[Material for the task]:
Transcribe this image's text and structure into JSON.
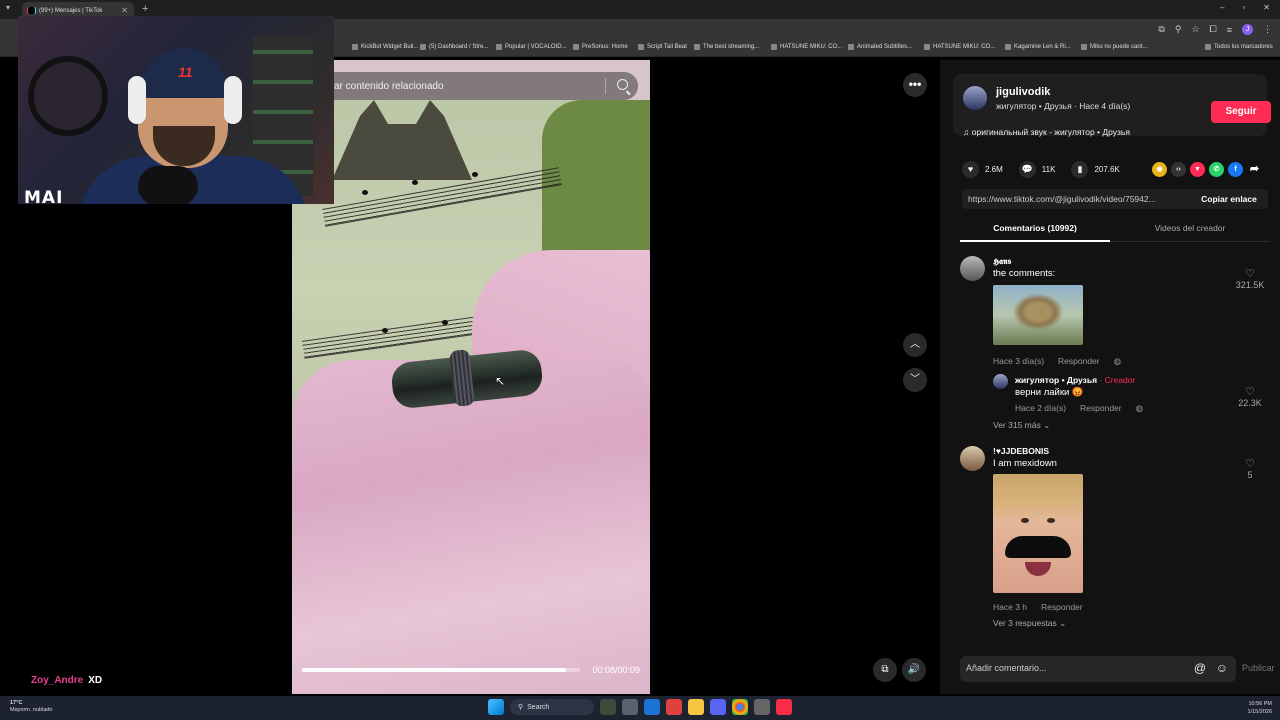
{
  "browser": {
    "tab_title": "(99+) Mensajes | TikTok",
    "bookmarks": [
      "KickBot Widget Buil...",
      "(5) Dashboard / Stre...",
      "Popular | VOCALOID...",
      "PreSonus: Home",
      "Script Tail Beat",
      "The best streaming...",
      "HATSUNE MIKU: CO...",
      "Animated Subtitles...",
      "HATSUNE MIKU: CO...",
      "Kagamine Len & Ri...",
      "Miku no puede cant..."
    ],
    "all_bookmarks": "Todos los marcadores",
    "profile_initial": "J"
  },
  "webcam": {
    "logo": "MAI",
    "cap_number": "11"
  },
  "video": {
    "search_placeholder": "ar contenido relacionado",
    "time": "00:08/00:09",
    "progress": 0.95
  },
  "author": {
    "name": "jigulivodik",
    "subtitle": "жигулятор • Друзья · Hace 4 día(s)",
    "follow_label": "Seguir",
    "music": "оригинальный звук - жигулятор • Друзья"
  },
  "stats": {
    "likes": "2.6M",
    "comments": "11K",
    "saves": "207.6K"
  },
  "link": {
    "url": "https://www.tiktok.com/@jigulivodik/video/75942...",
    "copy_label": "Copiar enlace"
  },
  "tabs": {
    "comments": "Comentarios (10992)",
    "creator_videos": "Videos del creador"
  },
  "comments": [
    {
      "name": "𝕳𝖆𝖓𝖘",
      "text": "the comments:",
      "time": "Hace 3 día(s)",
      "reply": "Responder",
      "likes": "321.5K",
      "sub_reply": {
        "name": "жигулятор • Друзья",
        "badge": "· Creador",
        "text": "верни лайки 😡",
        "time": "Hace 2 día(s)",
        "reply": "Responder",
        "likes": "22.3K"
      },
      "more": "Ver 315 más"
    },
    {
      "name": "!♥JJDEBONIS",
      "text": "I am mexidown",
      "time": "Hace 3 h",
      "reply": "Responder",
      "likes": "5",
      "more": "Ver 3 respuestas"
    }
  ],
  "composer": {
    "placeholder": "Añadir comentario...",
    "publish": "Publicar"
  },
  "chat": {
    "user": "Zoy_Andre",
    "message": "XD"
  },
  "taskbar": {
    "temp": "17°C",
    "weather": "Mayorm. nublado",
    "search": "Search",
    "time": "10:56 PM",
    "date": "1/15/2026"
  },
  "colors": {
    "accent": "#fe2c55",
    "chat_user": "#e83e8c"
  }
}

[Exercise brief]: Pictures in the records above should not be copied. Repeat everything else exactly.

[Result]:
Transcribe this image's text and structure into JSON.
{
  "browser": {
    "tab_title": "(99+) Mensajes | TikTok",
    "bookmarks": [
      "KickBot Widget Buil...",
      "(5) Dashboard / Stre...",
      "Popular | VOCALOID...",
      "PreSonus: Home",
      "Script Tail Beat",
      "The best streaming...",
      "HATSUNE MIKU: CO...",
      "Animated Subtitles...",
      "HATSUNE MIKU: CO...",
      "Kagamine Len & Ri...",
      "Miku no puede cant..."
    ],
    "all_bookmarks": "Todos los marcadores",
    "profile_initial": "J"
  },
  "webcam": {
    "logo": "MAI",
    "cap_number": "11"
  },
  "video": {
    "search_placeholder": "ar contenido relacionado",
    "time": "00:08/00:09",
    "progress": 0.95
  },
  "author": {
    "name": "jigulivodik",
    "subtitle": "жигулятор • Друзья · Hace 4 día(s)",
    "follow_label": "Seguir",
    "music": "оригинальный звук - жигулятор • Друзья"
  },
  "stats": {
    "likes": "2.6M",
    "comments": "11K",
    "saves": "207.6K"
  },
  "link": {
    "url": "https://www.tiktok.com/@jigulivodik/video/75942...",
    "copy_label": "Copiar enlace"
  },
  "tabs": {
    "comments": "Comentarios (10992)",
    "creator_videos": "Videos del creador"
  },
  "comments": [
    {
      "name": "𝕳𝖆𝖓𝖘",
      "text": "the comments:",
      "time": "Hace 3 día(s)",
      "reply": "Responder",
      "likes": "321.5K",
      "sub_reply": {
        "name": "жигулятор • Друзья",
        "badge": "· Creador",
        "text": "верни лайки 😡",
        "time": "Hace 2 día(s)",
        "reply": "Responder",
        "likes": "22.3K"
      },
      "more": "Ver 315 más"
    },
    {
      "name": "!♥JJDEBONIS",
      "text": "I am mexidown",
      "time": "Hace 3 h",
      "reply": "Responder",
      "likes": "5",
      "more": "Ver 3 respuestas"
    }
  ],
  "composer": {
    "placeholder": "Añadir comentario...",
    "publish": "Publicar"
  },
  "chat": {
    "user": "Zoy_Andre",
    "message": "XD"
  },
  "taskbar": {
    "temp": "17°C",
    "weather": "Mayorm. nublado",
    "search": "Search",
    "time": "10:56 PM",
    "date": "1/15/2026"
  },
  "colors": {
    "accent": "#fe2c55",
    "chat_user": "#e83e8c"
  }
}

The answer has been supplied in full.